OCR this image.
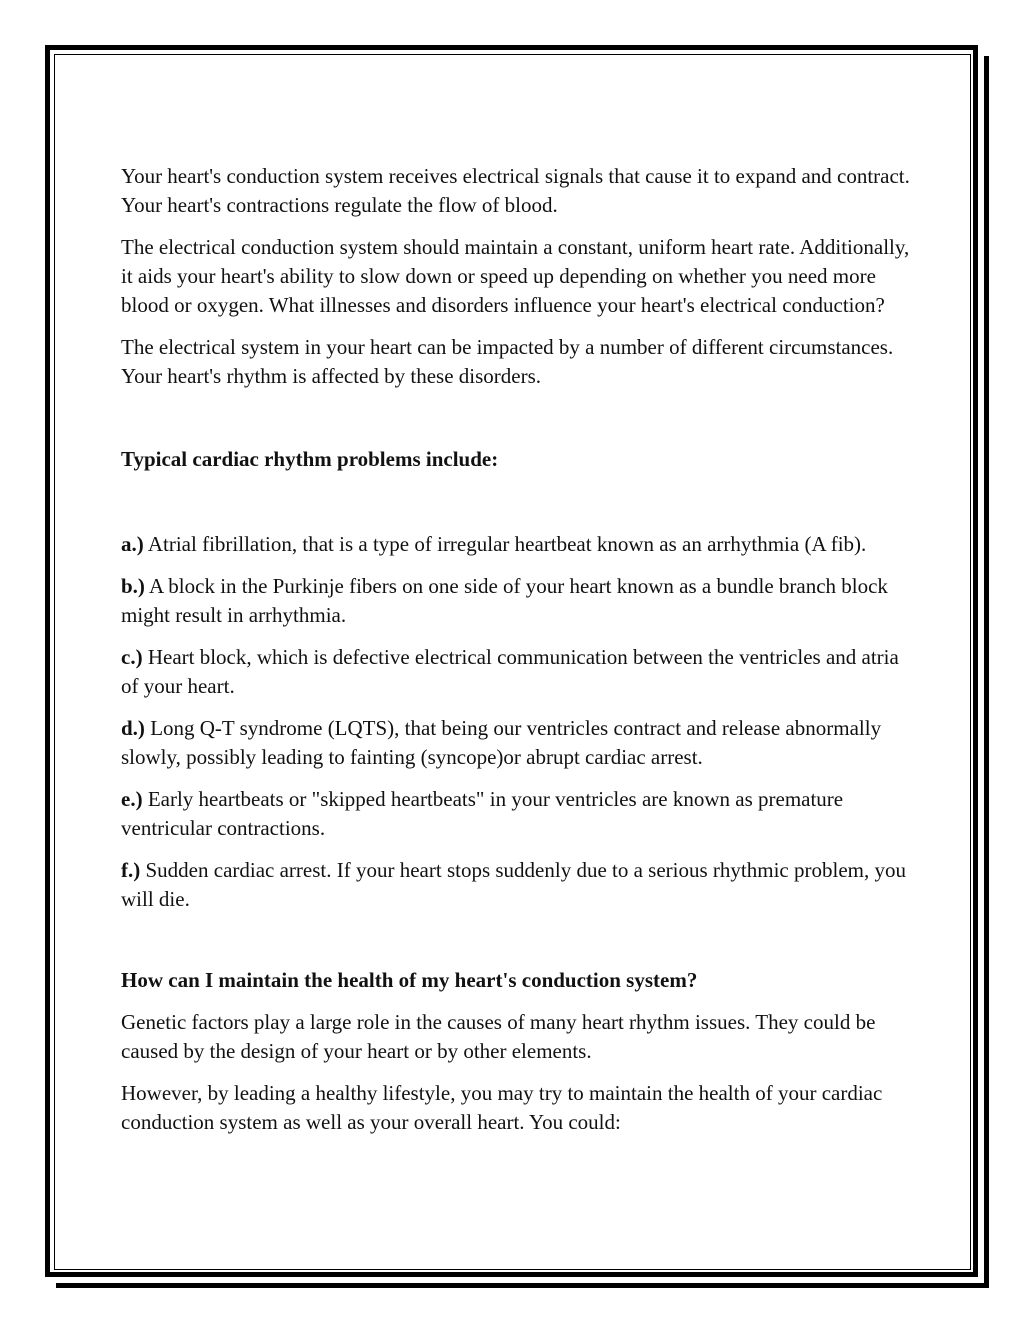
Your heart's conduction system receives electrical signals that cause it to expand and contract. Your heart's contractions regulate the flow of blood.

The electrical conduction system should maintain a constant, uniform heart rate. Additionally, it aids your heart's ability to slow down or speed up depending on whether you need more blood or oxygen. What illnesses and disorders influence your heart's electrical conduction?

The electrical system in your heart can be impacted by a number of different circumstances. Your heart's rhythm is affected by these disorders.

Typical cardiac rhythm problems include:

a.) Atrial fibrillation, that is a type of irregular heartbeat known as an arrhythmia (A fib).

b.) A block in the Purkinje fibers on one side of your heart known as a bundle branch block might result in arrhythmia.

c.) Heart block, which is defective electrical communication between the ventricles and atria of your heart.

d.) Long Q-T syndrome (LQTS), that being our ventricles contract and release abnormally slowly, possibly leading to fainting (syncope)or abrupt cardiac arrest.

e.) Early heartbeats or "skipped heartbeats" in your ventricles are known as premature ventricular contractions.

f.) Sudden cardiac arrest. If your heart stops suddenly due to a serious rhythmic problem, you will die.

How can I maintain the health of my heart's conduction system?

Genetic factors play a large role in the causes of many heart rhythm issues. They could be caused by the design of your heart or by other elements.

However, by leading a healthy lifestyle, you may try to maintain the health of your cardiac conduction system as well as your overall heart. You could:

Problem to work on
All the material shown above is to be copied exactly, with no pictures carried over.

The output
OCR this image.
Your heart's conduction system receives electrical signals that cause it to expand and contract. Your heart's contractions regulate the flow of blood.

The electrical conduction system should maintain a constant, uniform heart rate. Additionally, it aids your heart's ability to slow down or speed up depending on whether you need more blood or oxygen. What illnesses and disorders influence your heart's electrical conduction?

The electrical system in your heart can be impacted by a number of different circumstances. Your heart's rhythm is affected by these disorders.

Typical cardiac rhythm problems include:

a.) Atrial fibrillation, that is a type of irregular heartbeat known as an arrhythmia (A fib).

b.) A block in the Purkinje fibers on one side of your heart known as a bundle branch block might result in arrhythmia.

c.) Heart block, which is defective electrical communication between the ventricles and atria of your heart.

d.) Long Q-T syndrome (LQTS), that being our ventricles contract and release abnormally slowly, possibly leading to fainting (syncope)or abrupt cardiac arrest.

e.) Early heartbeats or "skipped heartbeats" in your ventricles are known as premature ventricular contractions.

f.) Sudden cardiac arrest. If your heart stops suddenly due to a serious rhythmic problem, you will die.

How can I maintain the health of my heart's conduction system?

Genetic factors play a large role in the causes of many heart rhythm issues. They could be caused by the design of your heart or by other elements.

However, by leading a healthy lifestyle, you may try to maintain the health of your cardiac conduction system as well as your overall heart. You could:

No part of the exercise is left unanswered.